Write out the listing exactly as it is given.
━━━ SOURCE DATA ━━━
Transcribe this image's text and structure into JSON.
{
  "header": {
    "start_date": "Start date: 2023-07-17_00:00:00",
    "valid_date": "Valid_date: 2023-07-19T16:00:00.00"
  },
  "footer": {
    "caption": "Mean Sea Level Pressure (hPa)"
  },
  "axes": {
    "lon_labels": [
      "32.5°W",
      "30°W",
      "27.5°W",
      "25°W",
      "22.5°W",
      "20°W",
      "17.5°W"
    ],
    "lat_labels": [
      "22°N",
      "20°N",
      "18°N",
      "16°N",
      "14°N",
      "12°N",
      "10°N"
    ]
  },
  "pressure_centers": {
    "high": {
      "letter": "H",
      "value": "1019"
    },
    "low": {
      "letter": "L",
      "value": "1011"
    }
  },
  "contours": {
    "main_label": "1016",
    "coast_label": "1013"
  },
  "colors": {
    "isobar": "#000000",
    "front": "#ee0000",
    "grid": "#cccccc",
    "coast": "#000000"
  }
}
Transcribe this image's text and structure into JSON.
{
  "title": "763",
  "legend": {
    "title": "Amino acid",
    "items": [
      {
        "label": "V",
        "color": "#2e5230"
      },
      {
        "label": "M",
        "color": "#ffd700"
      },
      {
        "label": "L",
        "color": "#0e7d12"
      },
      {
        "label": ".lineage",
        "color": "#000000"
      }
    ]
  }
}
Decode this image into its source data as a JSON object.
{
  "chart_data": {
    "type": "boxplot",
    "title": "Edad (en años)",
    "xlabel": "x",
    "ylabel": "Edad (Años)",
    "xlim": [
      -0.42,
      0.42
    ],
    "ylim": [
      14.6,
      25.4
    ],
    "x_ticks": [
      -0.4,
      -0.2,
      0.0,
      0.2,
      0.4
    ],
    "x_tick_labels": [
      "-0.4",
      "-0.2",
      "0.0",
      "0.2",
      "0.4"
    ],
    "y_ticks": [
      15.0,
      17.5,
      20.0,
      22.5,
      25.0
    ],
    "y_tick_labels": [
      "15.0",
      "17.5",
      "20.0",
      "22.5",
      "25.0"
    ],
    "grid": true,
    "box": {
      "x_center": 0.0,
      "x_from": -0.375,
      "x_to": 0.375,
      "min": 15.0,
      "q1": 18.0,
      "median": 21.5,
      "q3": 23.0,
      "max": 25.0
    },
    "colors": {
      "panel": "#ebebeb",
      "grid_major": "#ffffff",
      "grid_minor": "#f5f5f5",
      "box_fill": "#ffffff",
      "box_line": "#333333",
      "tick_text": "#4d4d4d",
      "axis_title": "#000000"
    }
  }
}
━━━
▶ **RIGHT ANSWER**:
Transcribe this image's text and structure into JSON.
{
  "header": {
    "start_date": "Start date: 2023-07-17_00:00:00",
    "valid_date": "Valid_date: 2023-07-19T16:00:00.00"
  },
  "footer": {
    "caption": "Mean Sea Level Pressure (hPa)"
  },
  "axes": {
    "lon_labels": [
      "32.5°W",
      "30°W",
      "27.5°W",
      "25°W",
      "22.5°W",
      "20°W",
      "17.5°W"
    ],
    "lat_labels": [
      "22°N",
      "20°N",
      "18°N",
      "16°N",
      "14°N",
      "12°N",
      "10°N"
    ]
  },
  "pressure_centers": {
    "high": {
      "letter": "H",
      "value": "1019"
    },
    "low": {
      "letter": "L",
      "value": "1011"
    }
  },
  "contours": {
    "main_label": "1016",
    "coast_label": "1013"
  },
  "colors": {
    "isobar": "#000000",
    "front": "#ee0000",
    "grid": "#cccccc",
    "coast": "#000000"
  }
}
Transcribe this image's text and structure into JSON.
{
  "title": "763",
  "legend": {
    "title": "Amino acid",
    "items": [
      {
        "label": "V",
        "color": "#2e5230"
      },
      {
        "label": "M",
        "color": "#ffd700"
      },
      {
        "label": "L",
        "color": "#0e7d12"
      },
      {
        "label": ".lineage",
        "color": "#000000"
      }
    ]
  }
}
Decode this image into its source data as a JSON object.
{
  "chart_data": {
    "type": "boxplot",
    "title": "Edad (en años)",
    "xlabel": "x",
    "ylabel": "Edad (Años)",
    "xlim": [
      -0.42,
      0.42
    ],
    "ylim": [
      14.6,
      25.4
    ],
    "x_ticks": [
      -0.4,
      -0.2,
      0.0,
      0.2,
      0.4
    ],
    "x_tick_labels": [
      "-0.4",
      "-0.2",
      "0.0",
      "0.2",
      "0.4"
    ],
    "y_ticks": [
      15.0,
      17.5,
      20.0,
      22.5,
      25.0
    ],
    "y_tick_labels": [
      "15.0",
      "17.5",
      "20.0",
      "22.5",
      "25.0"
    ],
    "grid": true,
    "box": {
      "x_center": 0.0,
      "x_from": -0.375,
      "x_to": 0.375,
      "min": 15.0,
      "q1": 18.0,
      "median": 21.5,
      "q3": 23.0,
      "max": 25.0
    },
    "colors": {
      "panel": "#ebebeb",
      "grid_major": "#ffffff",
      "grid_minor": "#f5f5f5",
      "box_fill": "#ffffff",
      "box_line": "#333333",
      "tick_text": "#4d4d4d",
      "axis_title": "#000000"
    }
  }
}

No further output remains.